# INSTRUCTIONS FOR THE TASK
Reproduce the material below line for line without changing anything, and leave out the pictures.

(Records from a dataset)
──────────────────────────────

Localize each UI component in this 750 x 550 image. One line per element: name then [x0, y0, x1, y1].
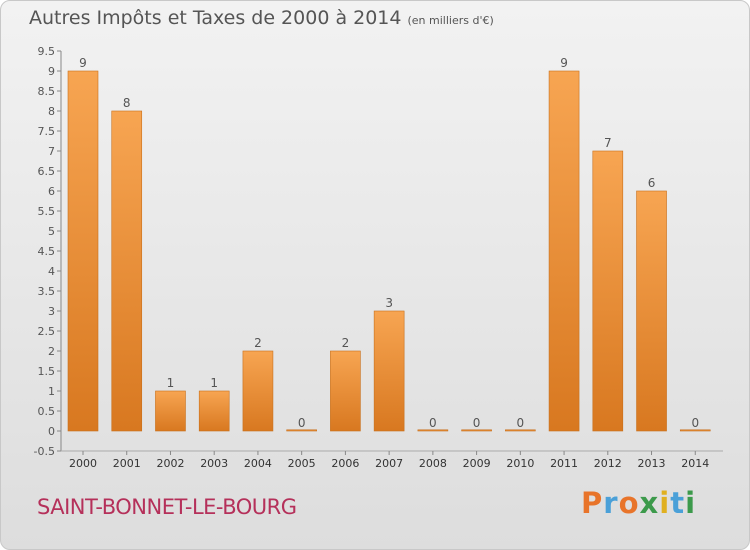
y-tick-label: 1.5: [38, 365, 56, 378]
y-tick-label: 3.5: [38, 285, 56, 298]
proxiti-logo: Proxiti: [581, 486, 696, 520]
y-tick-label: 5.5: [38, 205, 56, 218]
value-label-2003: 1: [210, 376, 218, 390]
x-tick-label-2014: 2014: [681, 457, 709, 470]
x-tick-label-2008: 2008: [419, 457, 447, 470]
y-tick-label: 0: [48, 425, 55, 438]
x-tick-label-2002: 2002: [156, 457, 184, 470]
logo-letter: P: [581, 486, 603, 520]
value-label-2013: 6: [648, 176, 656, 190]
x-tick-label-2004: 2004: [244, 457, 272, 470]
bar-2001: [112, 111, 142, 431]
logo-letter: i: [685, 486, 696, 520]
value-label-2006: 2: [342, 336, 350, 350]
y-tick-label: 5: [48, 225, 55, 238]
y-tick-label: 8: [48, 105, 55, 118]
y-tick-label: -0.5: [34, 445, 55, 458]
bar-2006: [330, 351, 360, 431]
x-tick-label-2001: 2001: [113, 457, 141, 470]
y-tick-label: 2: [48, 345, 55, 358]
y-tick-label: 8.5: [38, 85, 56, 98]
bar-2012: [593, 151, 623, 431]
bar-2013: [637, 191, 667, 431]
y-tick-label: 9: [48, 65, 55, 78]
x-tick-label-2009: 2009: [463, 457, 491, 470]
x-tick-label-2007: 2007: [375, 457, 403, 470]
x-tick-label-2006: 2006: [331, 457, 359, 470]
value-label-2002: 1: [167, 376, 175, 390]
y-tick-label: 4.5: [38, 245, 56, 258]
value-label-2000: 9: [79, 56, 87, 70]
x-tick-label-2005: 2005: [288, 457, 316, 470]
y-tick-label: 7: [48, 145, 55, 158]
value-label-2014: 0: [691, 416, 699, 430]
y-tick-label: 7.5: [38, 125, 56, 138]
logo-letter: x: [640, 486, 660, 520]
y-tick-label: 9.5: [38, 45, 56, 58]
bar-2007: [374, 311, 404, 431]
y-tick-label: 1: [48, 385, 55, 398]
value-label-2008: 0: [429, 416, 437, 430]
value-label-2011: 9: [560, 56, 568, 70]
value-label-2005: 0: [298, 416, 306, 430]
logo-letter: t: [670, 486, 685, 520]
x-tick-label-2011: 2011: [550, 457, 578, 470]
y-tick-label: 2.5: [38, 325, 56, 338]
value-label-2010: 0: [517, 416, 525, 430]
y-tick-label: 4: [48, 265, 55, 278]
value-label-2001: 8: [123, 96, 131, 110]
x-tick-label-2000: 2000: [69, 457, 97, 470]
value-label-2009: 0: [473, 416, 481, 430]
bar-2004: [243, 351, 273, 431]
logo-letter: o: [619, 486, 640, 520]
x-tick-label-2010: 2010: [506, 457, 534, 470]
bar-2011: [549, 71, 579, 431]
x-tick-label-2012: 2012: [594, 457, 622, 470]
logo-letter: i: [659, 486, 670, 520]
y-tick-label: 3: [48, 305, 55, 318]
bar-2003: [199, 391, 229, 431]
x-tick-label-2013: 2013: [638, 457, 666, 470]
bar-2002: [155, 391, 185, 431]
value-label-2012: 7: [604, 136, 612, 150]
value-label-2007: 3: [385, 296, 393, 310]
commune-name: SAINT-BONNET-LE-BOURG: [37, 495, 297, 519]
value-label-2004: 2: [254, 336, 262, 350]
logo-letter: r: [603, 486, 618, 520]
y-tick-label: 6.5: [38, 165, 56, 178]
y-tick-label: 0.5: [38, 405, 56, 418]
y-tick-label: 6: [48, 185, 55, 198]
x-tick-label-2003: 2003: [200, 457, 228, 470]
bar-2000: [68, 71, 98, 431]
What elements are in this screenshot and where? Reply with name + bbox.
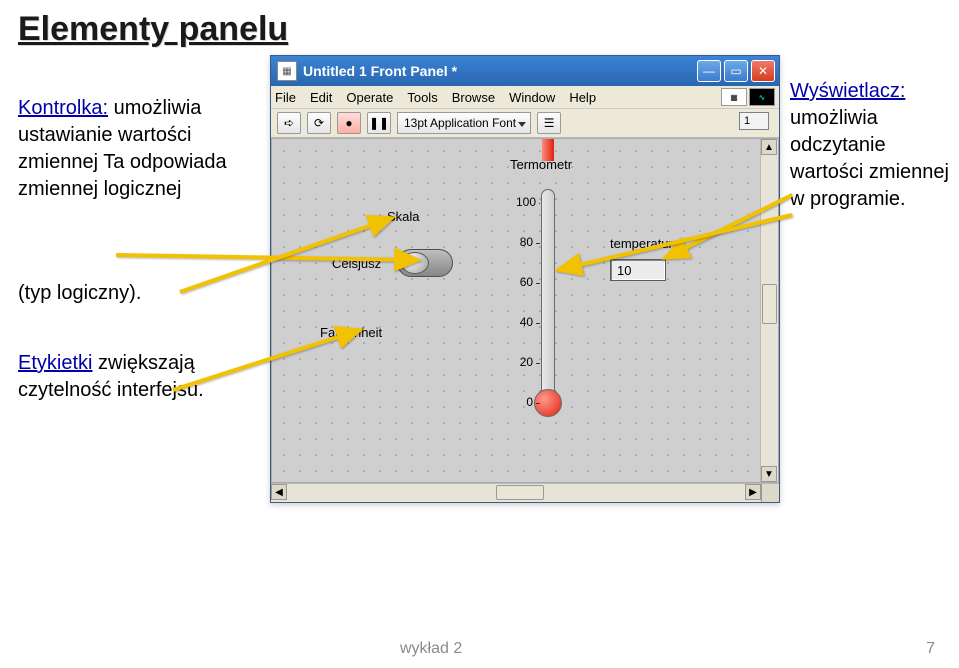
thermometer-scale: 100 80 60 40 20 0 [516,195,540,405]
close-button[interactable]: ✕ [751,60,775,82]
tick-80: 80 [516,235,533,249]
callout-labels-heading: Etykietki [18,352,92,374]
scale-toggle-knob [401,252,429,274]
vertical-scrollbar[interactable]: ▲ ▼ [760,139,778,482]
window-titlebar: ▦ Untitled 1 Front Panel * — ▭ ✕ [271,56,779,86]
labview-window: ▦ Untitled 1 Front Panel * — ▭ ✕ File Ed… [270,55,780,503]
thermometer-tube [541,189,555,399]
vscroll-thumb[interactable] [762,284,777,324]
label-temperatura: temperatura [610,236,680,251]
tick-60: 60 [516,275,533,289]
temperature-indicator: 10 [610,259,666,281]
scale-toggle[interactable] [397,249,453,277]
abort-button[interactable]: ● [337,112,361,134]
tick-20: 20 [516,355,533,369]
label-celsjusz: Celsjusz [332,256,381,271]
horizontal-scrollbar[interactable]: ◀ ▶ [271,483,779,501]
callout-control: Kontrolka: umożliwia ustawianie wartości… [18,95,243,203]
menu-edit[interactable]: Edit [310,90,332,105]
scroll-left-icon[interactable]: ◀ [271,484,287,500]
slide-title: Elementy panelu [18,10,288,49]
window-title: Untitled 1 Front Panel * [303,63,697,79]
label-skala: Skala [387,209,420,224]
scroll-corner [761,484,779,502]
maximize-button[interactable]: ▭ [724,60,748,82]
toolbar: ➪ ⟳ ● ❚❚ 13pt Application Font ☰ [271,108,779,138]
callout-labels: Etykietki zwiększają czytelność interfej… [18,350,243,404]
menu-tools[interactable]: Tools [407,90,437,105]
tick-40: 40 [516,315,533,329]
font-select[interactable]: 13pt Application Font [397,112,531,134]
vi-icon: ▦ [277,61,297,81]
run-continuous-button[interactable]: ⟳ [307,112,331,134]
pause-button[interactable]: ❚❚ [367,112,391,134]
callout-type: (typ logiczny). [18,280,243,307]
connector-icon[interactable]: ▦ [721,88,747,106]
vi-graph-icon[interactable]: ∿ [749,88,775,106]
scroll-down-icon[interactable]: ▼ [761,466,777,482]
footer-lecture-label: wykład 2 [400,640,462,658]
callout-indicator-heading: Wyświetlacz: [790,80,905,102]
run-button[interactable]: ➪ [277,112,301,134]
callout-indicator-body: umożliwia odczytanie wartości zmiennej w… [790,107,949,210]
callout-control-heading: Kontrolka: [18,97,108,119]
footer-page-number: 7 [926,640,935,658]
menu-operate[interactable]: Operate [346,90,393,105]
minimize-button[interactable]: — [697,60,721,82]
scroll-up-icon[interactable]: ▲ [761,139,777,155]
thermometer-fill [542,138,554,161]
menu-file[interactable]: File [275,90,296,105]
align-button[interactable]: ☰ [537,112,561,134]
context-help-counter: 1 [739,112,769,130]
tick-0: 0 [516,395,533,409]
front-panel-canvas[interactable]: Termometr Skala Celsjusz Fahrenheit temp… [271,138,779,483]
menu-window[interactable]: Window [509,90,555,105]
menubar: File Edit Operate Tools Browse Window He… [271,86,779,108]
scroll-right-icon[interactable]: ▶ [745,484,761,500]
callout-indicator: Wyświetlacz: umożliwia odczytanie wartoś… [790,78,950,213]
label-fahrenheit: Fahrenheit [320,325,382,340]
tick-100: 100 [516,195,536,209]
menu-browse[interactable]: Browse [452,90,495,105]
hscroll-thumb[interactable] [496,485,544,500]
menu-help[interactable]: Help [569,90,596,105]
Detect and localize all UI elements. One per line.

──────────────────────────────

# TASK ANSWER
Localize each UI component in this 750 x 550 image. One line per element: name then [x0, y0, x1, y1].
y-tick-label: 1.5: [38, 365, 56, 378]
y-tick-label: 3.5: [38, 285, 56, 298]
proxiti-logo: Proxiti: [581, 486, 696, 520]
y-tick-label: 5.5: [38, 205, 56, 218]
value-label-2003: 1: [210, 376, 218, 390]
x-tick-label-2014: 2014: [681, 457, 709, 470]
x-tick-label-2008: 2008: [419, 457, 447, 470]
y-tick-label: 0: [48, 425, 55, 438]
x-tick-label-2002: 2002: [156, 457, 184, 470]
logo-letter: P: [581, 486, 603, 520]
value-label-2013: 6: [648, 176, 656, 190]
x-tick-label-2004: 2004: [244, 457, 272, 470]
bar-2001: [112, 111, 142, 431]
logo-letter: i: [685, 486, 696, 520]
value-label-2006: 2: [342, 336, 350, 350]
y-tick-label: 5: [48, 225, 55, 238]
y-tick-label: 8: [48, 105, 55, 118]
y-tick-label: -0.5: [34, 445, 55, 458]
bar-2006: [330, 351, 360, 431]
x-tick-label-2001: 2001: [113, 457, 141, 470]
y-tick-label: 2: [48, 345, 55, 358]
y-tick-label: 8.5: [38, 85, 56, 98]
bar-2012: [593, 151, 623, 431]
bar-2013: [637, 191, 667, 431]
y-tick-label: 9: [48, 65, 55, 78]
x-tick-label-2009: 2009: [463, 457, 491, 470]
x-tick-label-2007: 2007: [375, 457, 403, 470]
x-tick-label-2006: 2006: [331, 457, 359, 470]
value-label-2002: 1: [167, 376, 175, 390]
y-tick-label: 4.5: [38, 245, 56, 258]
value-label-2000: 9: [79, 56, 87, 70]
x-tick-label-2005: 2005: [288, 457, 316, 470]
y-tick-label: 7: [48, 145, 55, 158]
value-label-2014: 0: [691, 416, 699, 430]
y-tick-label: 7.5: [38, 125, 56, 138]
logo-letter: x: [640, 486, 660, 520]
y-tick-label: 9.5: [38, 45, 56, 58]
bar-2007: [374, 311, 404, 431]
y-tick-label: 1: [48, 385, 55, 398]
value-label-2008: 0: [429, 416, 437, 430]
value-label-2011: 9: [560, 56, 568, 70]
value-label-2005: 0: [298, 416, 306, 430]
logo-letter: t: [670, 486, 685, 520]
x-tick-label-2011: 2011: [550, 457, 578, 470]
y-tick-label: 2.5: [38, 325, 56, 338]
value-label-2010: 0: [517, 416, 525, 430]
y-tick-label: 4: [48, 265, 55, 278]
value-label-2001: 8: [123, 96, 131, 110]
x-tick-label-2000: 2000: [69, 457, 97, 470]
value-label-2009: 0: [473, 416, 481, 430]
bar-2004: [243, 351, 273, 431]
logo-letter: o: [619, 486, 640, 520]
x-tick-label-2010: 2010: [506, 457, 534, 470]
bar-2011: [549, 71, 579, 431]
x-tick-label-2012: 2012: [594, 457, 622, 470]
logo-letter: i: [659, 486, 670, 520]
y-tick-label: 3: [48, 305, 55, 318]
bar-2003: [199, 391, 229, 431]
x-tick-label-2013: 2013: [638, 457, 666, 470]
bar-2002: [155, 391, 185, 431]
value-label-2012: 7: [604, 136, 612, 150]
value-label-2007: 3: [385, 296, 393, 310]
commune-name: SAINT-BONNET-LE-BOURG: [37, 495, 297, 519]
value-label-2004: 2: [254, 336, 262, 350]
logo-letter: r: [603, 486, 618, 520]
y-tick-label: 6.5: [38, 165, 56, 178]
y-tick-label: 0.5: [38, 405, 56, 418]
y-tick-label: 6: [48, 185, 55, 198]
x-tick-label-2003: 2003: [200, 457, 228, 470]
bar-2000: [68, 71, 98, 431]
What elements are in this screenshot and where? Reply with name + bbox.
thermometer-scale: 100 80 60 40 20 0 [516,195,540,405]
close-button[interactable]: ✕ [751,60,775,82]
tick-80: 80 [516,235,533,249]
callout-labels-heading: Etykietki [18,352,92,374]
scale-toggle-knob [401,252,429,274]
vertical-scrollbar[interactable]: ▲ ▼ [760,139,778,482]
window-titlebar: ▦ Untitled 1 Front Panel * — ▭ ✕ [271,56,779,86]
labview-window: ▦ Untitled 1 Front Panel * — ▭ ✕ File Ed… [270,55,780,503]
thermometer-tube [541,189,555,399]
vscroll-thumb[interactable] [762,284,777,324]
label-temperatura: temperatura [610,236,680,251]
tick-60: 60 [516,275,533,289]
temperature-indicator: 10 [610,259,666,281]
scale-toggle[interactable] [397,249,453,277]
abort-button[interactable]: ● [337,112,361,134]
tick-20: 20 [516,355,533,369]
label-celsjusz: Celsjusz [332,256,381,271]
horizontal-scrollbar[interactable]: ◀ ▶ [271,483,779,501]
callout-control: Kontrolka: umożliwia ustawianie wartości… [18,95,243,203]
menu-edit[interactable]: Edit [310,90,332,105]
scroll-left-icon[interactable]: ◀ [271,484,287,500]
slide-title: Elementy panelu [18,10,288,49]
window-title: Untitled 1 Front Panel * [303,63,697,79]
label-skala: Skala [387,209,420,224]
scroll-corner [761,484,779,502]
maximize-button[interactable]: ▭ [724,60,748,82]
toolbar: ➪ ⟳ ● ❚❚ 13pt Application Font ☰ [271,108,779,138]
callout-labels: Etykietki zwiększają czytelność interfej… [18,350,243,404]
menu-tools[interactable]: Tools [407,90,437,105]
tick-40: 40 [516,315,533,329]
font-select[interactable]: 13pt Application Font [397,112,531,134]
vi-icon: ▦ [277,61,297,81]
run-continuous-button[interactable]: ⟳ [307,112,331,134]
pause-button[interactable]: ❚❚ [367,112,391,134]
callout-type: (typ logiczny). [18,280,243,307]
connector-icon[interactable]: ▦ [721,88,747,106]
vi-graph-icon[interactable]: ∿ [749,88,775,106]
scroll-down-icon[interactable]: ▼ [761,466,777,482]
footer-lecture-label: wykład 2 [400,640,462,658]
callout-indicator-heading: Wyświetlacz: [790,80,905,102]
run-button[interactable]: ➪ [277,112,301,134]
callout-indicator-body: umożliwia odczytanie wartości zmiennej w… [790,107,949,210]
callout-control-heading: Kontrolka: [18,97,108,119]
footer-page-number: 7 [926,640,935,658]
menu-operate[interactable]: Operate [346,90,393,105]
minimize-button[interactable]: — [697,60,721,82]
scroll-up-icon[interactable]: ▲ [761,139,777,155]
thermometer-fill [542,138,554,161]
menu-file[interactable]: File [275,90,296,105]
align-button[interactable]: ☰ [537,112,561,134]
context-help-counter: 1 [739,112,769,130]
tick-0: 0 [516,395,533,409]
front-panel-canvas[interactable]: Termometr Skala Celsjusz Fahrenheit temp… [271,138,779,483]
menu-window[interactable]: Window [509,90,555,105]
menubar: File Edit Operate Tools Browse Window He… [271,86,779,108]
scroll-right-icon[interactable]: ▶ [745,484,761,500]
callout-indicator: Wyświetlacz: umożliwia odczytanie wartoś… [790,78,950,213]
label-fahrenheit: Fahrenheit [320,325,382,340]
tick-100: 100 [516,195,536,209]
menu-browse[interactable]: Browse [452,90,495,105]
hscroll-thumb[interactable] [496,485,544,500]
menu-help[interactable]: Help [569,90,596,105]
Detect and localize all UI elements. One per line.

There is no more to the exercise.